#### [The problem]
Search the records for "this". Copy every line where it appears.

[Input material start]

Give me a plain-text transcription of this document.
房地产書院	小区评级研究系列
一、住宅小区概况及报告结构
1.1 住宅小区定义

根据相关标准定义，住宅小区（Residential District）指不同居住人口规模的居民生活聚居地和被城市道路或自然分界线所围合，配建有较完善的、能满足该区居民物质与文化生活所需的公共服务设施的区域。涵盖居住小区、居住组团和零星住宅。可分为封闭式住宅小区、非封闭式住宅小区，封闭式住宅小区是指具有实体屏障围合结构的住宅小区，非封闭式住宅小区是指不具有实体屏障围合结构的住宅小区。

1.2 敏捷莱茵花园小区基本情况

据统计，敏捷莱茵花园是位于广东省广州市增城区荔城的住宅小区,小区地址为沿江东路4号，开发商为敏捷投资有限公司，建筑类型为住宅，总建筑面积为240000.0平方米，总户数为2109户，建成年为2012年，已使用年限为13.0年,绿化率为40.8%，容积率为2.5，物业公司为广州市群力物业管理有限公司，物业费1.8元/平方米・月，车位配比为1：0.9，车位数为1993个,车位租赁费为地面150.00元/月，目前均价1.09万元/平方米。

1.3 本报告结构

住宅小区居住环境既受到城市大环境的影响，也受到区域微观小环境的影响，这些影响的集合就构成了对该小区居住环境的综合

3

[Input material end]
[Input material start]

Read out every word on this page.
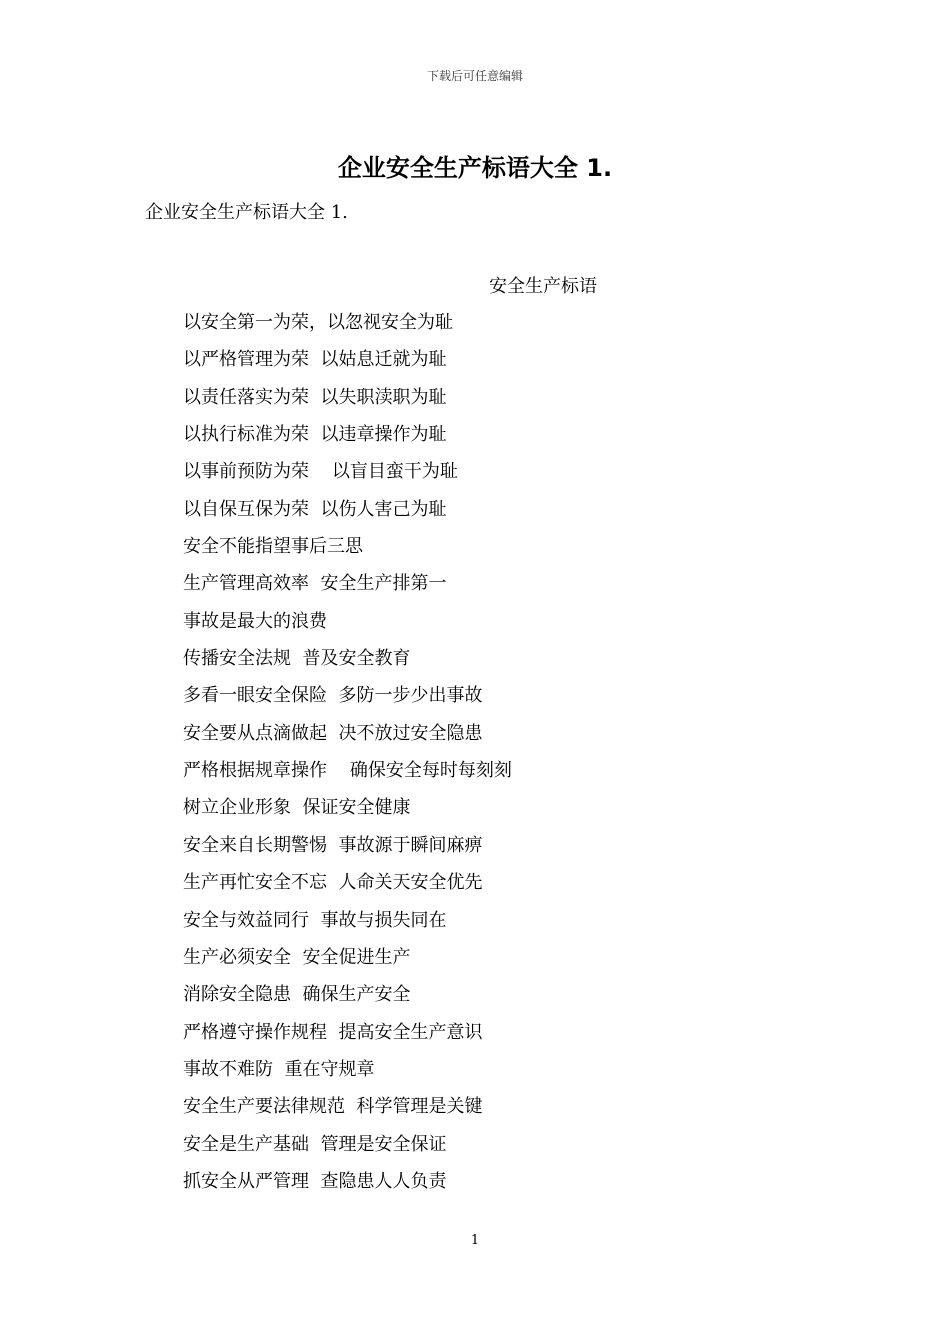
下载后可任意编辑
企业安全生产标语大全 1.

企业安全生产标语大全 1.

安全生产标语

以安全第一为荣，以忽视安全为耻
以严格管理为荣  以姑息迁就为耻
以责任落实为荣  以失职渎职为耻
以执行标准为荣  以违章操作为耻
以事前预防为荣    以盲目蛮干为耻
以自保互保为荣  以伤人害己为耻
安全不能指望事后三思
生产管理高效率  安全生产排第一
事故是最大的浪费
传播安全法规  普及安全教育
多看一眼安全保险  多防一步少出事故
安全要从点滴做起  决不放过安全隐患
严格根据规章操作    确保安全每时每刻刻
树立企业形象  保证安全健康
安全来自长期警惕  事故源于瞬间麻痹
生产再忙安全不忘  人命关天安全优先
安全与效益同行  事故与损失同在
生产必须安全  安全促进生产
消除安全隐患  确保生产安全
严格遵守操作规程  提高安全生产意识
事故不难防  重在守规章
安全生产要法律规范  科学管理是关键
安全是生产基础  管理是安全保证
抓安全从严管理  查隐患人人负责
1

[Input material end]

#### [Answer to the exercise]
Give me a plain-text transcription of this document.
Read out every word on this page.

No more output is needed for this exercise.